Word for word, restate every line of the material.

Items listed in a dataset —
:::::

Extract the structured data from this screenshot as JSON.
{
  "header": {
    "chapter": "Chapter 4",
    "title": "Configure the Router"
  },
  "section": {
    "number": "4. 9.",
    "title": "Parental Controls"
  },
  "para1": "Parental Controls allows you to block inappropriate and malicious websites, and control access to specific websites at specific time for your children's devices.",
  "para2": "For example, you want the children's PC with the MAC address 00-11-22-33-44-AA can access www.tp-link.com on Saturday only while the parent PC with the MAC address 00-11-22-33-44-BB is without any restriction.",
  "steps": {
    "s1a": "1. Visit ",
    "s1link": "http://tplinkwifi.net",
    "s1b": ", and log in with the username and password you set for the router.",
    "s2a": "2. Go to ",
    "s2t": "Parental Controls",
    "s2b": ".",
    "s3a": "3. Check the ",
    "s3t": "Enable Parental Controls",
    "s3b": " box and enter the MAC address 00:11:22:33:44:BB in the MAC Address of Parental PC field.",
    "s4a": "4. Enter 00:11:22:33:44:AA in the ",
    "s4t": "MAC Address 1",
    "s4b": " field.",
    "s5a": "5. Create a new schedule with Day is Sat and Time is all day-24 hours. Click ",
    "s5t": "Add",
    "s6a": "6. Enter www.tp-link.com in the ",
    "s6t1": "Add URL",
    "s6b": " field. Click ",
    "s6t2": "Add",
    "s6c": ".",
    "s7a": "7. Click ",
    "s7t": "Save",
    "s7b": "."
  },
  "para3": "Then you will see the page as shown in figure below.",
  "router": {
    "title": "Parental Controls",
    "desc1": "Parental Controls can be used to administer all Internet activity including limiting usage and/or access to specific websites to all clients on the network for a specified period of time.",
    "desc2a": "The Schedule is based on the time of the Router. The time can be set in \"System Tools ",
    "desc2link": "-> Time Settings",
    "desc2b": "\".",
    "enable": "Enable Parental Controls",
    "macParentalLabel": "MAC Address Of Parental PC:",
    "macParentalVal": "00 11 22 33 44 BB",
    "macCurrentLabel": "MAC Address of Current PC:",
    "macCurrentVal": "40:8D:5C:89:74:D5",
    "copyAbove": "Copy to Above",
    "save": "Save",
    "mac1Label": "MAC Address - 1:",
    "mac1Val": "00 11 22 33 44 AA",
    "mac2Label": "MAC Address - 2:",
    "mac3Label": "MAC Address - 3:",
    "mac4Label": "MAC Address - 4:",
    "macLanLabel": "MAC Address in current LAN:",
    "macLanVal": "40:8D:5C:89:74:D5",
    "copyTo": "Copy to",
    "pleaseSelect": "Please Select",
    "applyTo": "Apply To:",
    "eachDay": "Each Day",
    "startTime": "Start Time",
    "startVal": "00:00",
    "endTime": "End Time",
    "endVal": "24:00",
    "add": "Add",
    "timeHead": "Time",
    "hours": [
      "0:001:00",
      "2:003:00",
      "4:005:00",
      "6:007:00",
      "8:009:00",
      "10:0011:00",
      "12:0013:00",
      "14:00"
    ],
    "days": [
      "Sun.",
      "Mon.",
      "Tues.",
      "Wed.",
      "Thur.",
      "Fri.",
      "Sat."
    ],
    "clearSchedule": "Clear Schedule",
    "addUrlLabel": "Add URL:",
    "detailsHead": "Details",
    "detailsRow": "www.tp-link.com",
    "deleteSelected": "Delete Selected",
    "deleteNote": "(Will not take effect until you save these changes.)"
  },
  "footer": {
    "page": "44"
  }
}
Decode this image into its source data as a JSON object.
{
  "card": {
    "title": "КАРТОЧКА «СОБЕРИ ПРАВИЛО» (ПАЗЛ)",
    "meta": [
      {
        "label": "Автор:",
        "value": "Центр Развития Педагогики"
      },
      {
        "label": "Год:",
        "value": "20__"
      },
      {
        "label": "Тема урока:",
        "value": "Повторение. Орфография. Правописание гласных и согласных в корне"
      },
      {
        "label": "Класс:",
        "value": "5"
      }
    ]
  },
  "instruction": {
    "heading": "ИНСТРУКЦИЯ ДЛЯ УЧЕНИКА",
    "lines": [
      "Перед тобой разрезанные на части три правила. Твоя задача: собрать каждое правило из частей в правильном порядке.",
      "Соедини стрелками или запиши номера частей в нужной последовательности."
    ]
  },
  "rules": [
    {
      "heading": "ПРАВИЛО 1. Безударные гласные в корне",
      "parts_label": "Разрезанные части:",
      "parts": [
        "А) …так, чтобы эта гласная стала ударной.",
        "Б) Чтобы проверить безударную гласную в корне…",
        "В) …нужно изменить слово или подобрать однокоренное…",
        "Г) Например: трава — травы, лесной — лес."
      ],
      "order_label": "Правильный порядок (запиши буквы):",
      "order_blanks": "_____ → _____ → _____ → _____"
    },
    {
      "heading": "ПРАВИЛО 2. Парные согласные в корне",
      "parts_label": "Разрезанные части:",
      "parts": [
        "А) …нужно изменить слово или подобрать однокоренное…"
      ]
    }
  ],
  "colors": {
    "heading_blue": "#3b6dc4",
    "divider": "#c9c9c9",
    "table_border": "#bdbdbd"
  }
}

:::::

EXERCISE OUTPUT —
Extract the structured data from this screenshot as JSON.
{
  "header": {
    "chapter": "Chapter 4",
    "title": "Configure the Router"
  },
  "section": {
    "number": "4. 9.",
    "title": "Parental Controls"
  },
  "para1": "Parental Controls allows you to block inappropriate and malicious websites, and control access to specific websites at specific time for your children's devices.",
  "para2": "For example, you want the children's PC with the MAC address 00-11-22-33-44-AA can access www.tp-link.com on Saturday only while the parent PC with the MAC address 00-11-22-33-44-BB is without any restriction.",
  "steps": {
    "s1a": "1. Visit ",
    "s1link": "http://tplinkwifi.net",
    "s1b": ", and log in with the username and password you set for the router.",
    "s2a": "2. Go to ",
    "s2t": "Parental Controls",
    "s2b": ".",
    "s3a": "3. Check the ",
    "s3t": "Enable Parental Controls",
    "s3b": " box and enter the MAC address 00:11:22:33:44:BB in the MAC Address of Parental PC field.",
    "s4a": "4. Enter 00:11:22:33:44:AA in the ",
    "s4t": "MAC Address 1",
    "s4b": " field.",
    "s5a": "5. Create a new schedule with Day is Sat and Time is all day-24 hours. Click ",
    "s5t": "Add",
    "s6a": "6. Enter www.tp-link.com in the ",
    "s6t1": "Add URL",
    "s6b": " field. Click ",
    "s6t2": "Add",
    "s6c": ".",
    "s7a": "7. Click ",
    "s7t": "Save",
    "s7b": "."
  },
  "para3": "Then you will see the page as shown in figure below.",
  "router": {
    "title": "Parental Controls",
    "desc1": "Parental Controls can be used to administer all Internet activity including limiting usage and/or access to specific websites to all clients on the network for a specified period of time.",
    "desc2a": "The Schedule is based on the time of the Router. The time can be set in \"System Tools ",
    "desc2link": "-> Time Settings",
    "desc2b": "\".",
    "enable": "Enable Parental Controls",
    "macParentalLabel": "MAC Address Of Parental PC:",
    "macParentalVal": "00 11 22 33 44 BB",
    "macCurrentLabel": "MAC Address of Current PC:",
    "macCurrentVal": "40:8D:5C:89:74:D5",
    "copyAbove": "Copy to Above",
    "save": "Save",
    "mac1Label": "MAC Address - 1:",
    "mac1Val": "00 11 22 33 44 AA",
    "mac2Label": "MAC Address - 2:",
    "mac3Label": "MAC Address - 3:",
    "mac4Label": "MAC Address - 4:",
    "macLanLabel": "MAC Address in current LAN:",
    "macLanVal": "40:8D:5C:89:74:D5",
    "copyTo": "Copy to",
    "pleaseSelect": "Please Select",
    "applyTo": "Apply To:",
    "eachDay": "Each Day",
    "startTime": "Start Time",
    "startVal": "00:00",
    "endTime": "End Time",
    "endVal": "24:00",
    "add": "Add",
    "timeHead": "Time",
    "hours": [
      "0:001:00",
      "2:003:00",
      "4:005:00",
      "6:007:00",
      "8:009:00",
      "10:0011:00",
      "12:0013:00",
      "14:00"
    ],
    "days": [
      "Sun.",
      "Mon.",
      "Tues.",
      "Wed.",
      "Thur.",
      "Fri.",
      "Sat."
    ],
    "clearSchedule": "Clear Schedule",
    "addUrlLabel": "Add URL:",
    "detailsHead": "Details",
    "detailsRow": "www.tp-link.com",
    "deleteSelected": "Delete Selected",
    "deleteNote": "(Will not take effect until you save these changes.)"
  },
  "footer": {
    "page": "44"
  }
}
Decode this image into its source data as a JSON object.
{
  "card": {
    "title": "КАРТОЧКА «СОБЕРИ ПРАВИЛО» (ПАЗЛ)",
    "meta": [
      {
        "label": "Автор:",
        "value": "Центр Развития Педагогики"
      },
      {
        "label": "Год:",
        "value": "20__"
      },
      {
        "label": "Тема урока:",
        "value": "Повторение. Орфография. Правописание гласных и согласных в корне"
      },
      {
        "label": "Класс:",
        "value": "5"
      }
    ]
  },
  "instruction": {
    "heading": "ИНСТРУКЦИЯ ДЛЯ УЧЕНИКА",
    "lines": [
      "Перед тобой разрезанные на части три правила. Твоя задача: собрать каждое правило из частей в правильном порядке.",
      "Соедини стрелками или запиши номера частей в нужной последовательности."
    ]
  },
  "rules": [
    {
      "heading": "ПРАВИЛО 1. Безударные гласные в корне",
      "parts_label": "Разрезанные части:",
      "parts": [
        "А) …так, чтобы эта гласная стала ударной.",
        "Б) Чтобы проверить безударную гласную в корне…",
        "В) …нужно изменить слово или подобрать однокоренное…",
        "Г) Например: трава — травы, лесной — лес."
      ],
      "order_label": "Правильный порядок (запиши буквы):",
      "order_blanks": "_____ → _____ → _____ → _____"
    },
    {
      "heading": "ПРАВИЛО 2. Парные согласные в корне",
      "parts_label": "Разрезанные части:",
      "parts": [
        "А) …нужно изменить слово или подобрать однокоренное…"
      ]
    }
  ],
  "colors": {
    "heading_blue": "#3b6dc4",
    "divider": "#c9c9c9",
    "table_border": "#bdbdbd"
  }
}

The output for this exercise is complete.